Dataset entries:
---
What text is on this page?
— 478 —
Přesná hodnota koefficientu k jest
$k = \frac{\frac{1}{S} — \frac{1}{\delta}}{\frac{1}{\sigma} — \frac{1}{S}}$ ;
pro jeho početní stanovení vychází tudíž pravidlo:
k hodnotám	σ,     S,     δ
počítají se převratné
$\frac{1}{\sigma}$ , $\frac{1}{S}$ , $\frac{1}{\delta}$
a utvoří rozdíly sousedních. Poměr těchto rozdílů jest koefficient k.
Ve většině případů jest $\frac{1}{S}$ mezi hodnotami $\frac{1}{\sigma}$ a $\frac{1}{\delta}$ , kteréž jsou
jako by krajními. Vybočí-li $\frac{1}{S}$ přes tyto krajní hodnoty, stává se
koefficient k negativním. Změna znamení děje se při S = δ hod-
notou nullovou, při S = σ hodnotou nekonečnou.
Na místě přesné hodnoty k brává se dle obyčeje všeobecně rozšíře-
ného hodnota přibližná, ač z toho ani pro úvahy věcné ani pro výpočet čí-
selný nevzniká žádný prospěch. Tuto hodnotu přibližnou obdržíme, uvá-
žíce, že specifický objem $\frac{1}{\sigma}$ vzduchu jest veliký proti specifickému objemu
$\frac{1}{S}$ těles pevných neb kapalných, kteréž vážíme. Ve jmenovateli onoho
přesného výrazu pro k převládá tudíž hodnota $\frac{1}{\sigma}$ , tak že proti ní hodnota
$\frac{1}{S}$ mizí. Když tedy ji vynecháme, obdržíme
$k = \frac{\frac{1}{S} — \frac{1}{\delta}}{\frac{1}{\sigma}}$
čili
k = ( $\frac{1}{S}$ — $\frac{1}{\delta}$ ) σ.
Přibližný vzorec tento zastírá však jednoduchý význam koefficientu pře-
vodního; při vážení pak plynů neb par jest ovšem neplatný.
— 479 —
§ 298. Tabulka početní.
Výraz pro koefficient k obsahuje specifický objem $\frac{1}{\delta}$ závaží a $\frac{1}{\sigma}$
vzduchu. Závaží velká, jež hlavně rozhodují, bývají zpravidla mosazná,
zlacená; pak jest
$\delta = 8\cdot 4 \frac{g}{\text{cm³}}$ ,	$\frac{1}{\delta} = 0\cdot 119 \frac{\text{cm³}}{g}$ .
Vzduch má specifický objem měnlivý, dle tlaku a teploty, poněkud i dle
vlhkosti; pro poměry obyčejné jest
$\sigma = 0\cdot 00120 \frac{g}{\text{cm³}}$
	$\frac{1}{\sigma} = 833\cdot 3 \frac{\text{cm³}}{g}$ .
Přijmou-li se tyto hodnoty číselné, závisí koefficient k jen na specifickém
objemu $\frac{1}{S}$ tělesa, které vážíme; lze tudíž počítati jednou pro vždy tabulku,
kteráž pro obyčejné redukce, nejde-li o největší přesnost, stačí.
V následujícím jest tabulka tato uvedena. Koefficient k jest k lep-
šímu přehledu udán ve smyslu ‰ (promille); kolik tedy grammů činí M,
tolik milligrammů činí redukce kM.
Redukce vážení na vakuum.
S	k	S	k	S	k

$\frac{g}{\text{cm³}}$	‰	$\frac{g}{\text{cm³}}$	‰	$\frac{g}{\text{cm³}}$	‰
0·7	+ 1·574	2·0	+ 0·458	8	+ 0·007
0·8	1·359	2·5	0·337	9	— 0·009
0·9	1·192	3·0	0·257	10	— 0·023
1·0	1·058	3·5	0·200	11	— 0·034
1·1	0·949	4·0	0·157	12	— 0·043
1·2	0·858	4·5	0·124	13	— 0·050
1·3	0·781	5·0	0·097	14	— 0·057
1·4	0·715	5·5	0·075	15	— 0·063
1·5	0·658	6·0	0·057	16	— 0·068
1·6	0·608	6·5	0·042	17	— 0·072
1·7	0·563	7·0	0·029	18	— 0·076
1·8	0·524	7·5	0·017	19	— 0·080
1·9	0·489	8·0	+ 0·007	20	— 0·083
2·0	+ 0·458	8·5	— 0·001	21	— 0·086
---
**What the exercise asks**:
Copy each line of the records that contains the word "jest".

**Response to this exercise**:
Přesná hodnota koefficientu k jest
a utvoří rozdíly sousedních. Poměr těchto rozdílů jest koefficient k.
Ve většině případů jest $\frac{1}{S}$ mezi hodnotami $\frac{1}{\sigma}$ a $\frac{1}{\delta}$ , kteréž jsou
žíce, že specifický objem $\frac{1}{\sigma}$ vzduchu jest veliký proti specifickému objemu
vodního; při vážení pak plynů neb par jest ovšem neplatný.
zlacená; pak jest
vlhkosti; pro poměry obyčejné jest
V následujícím jest tabulka tato uvedena. Koefficient k jest k lep-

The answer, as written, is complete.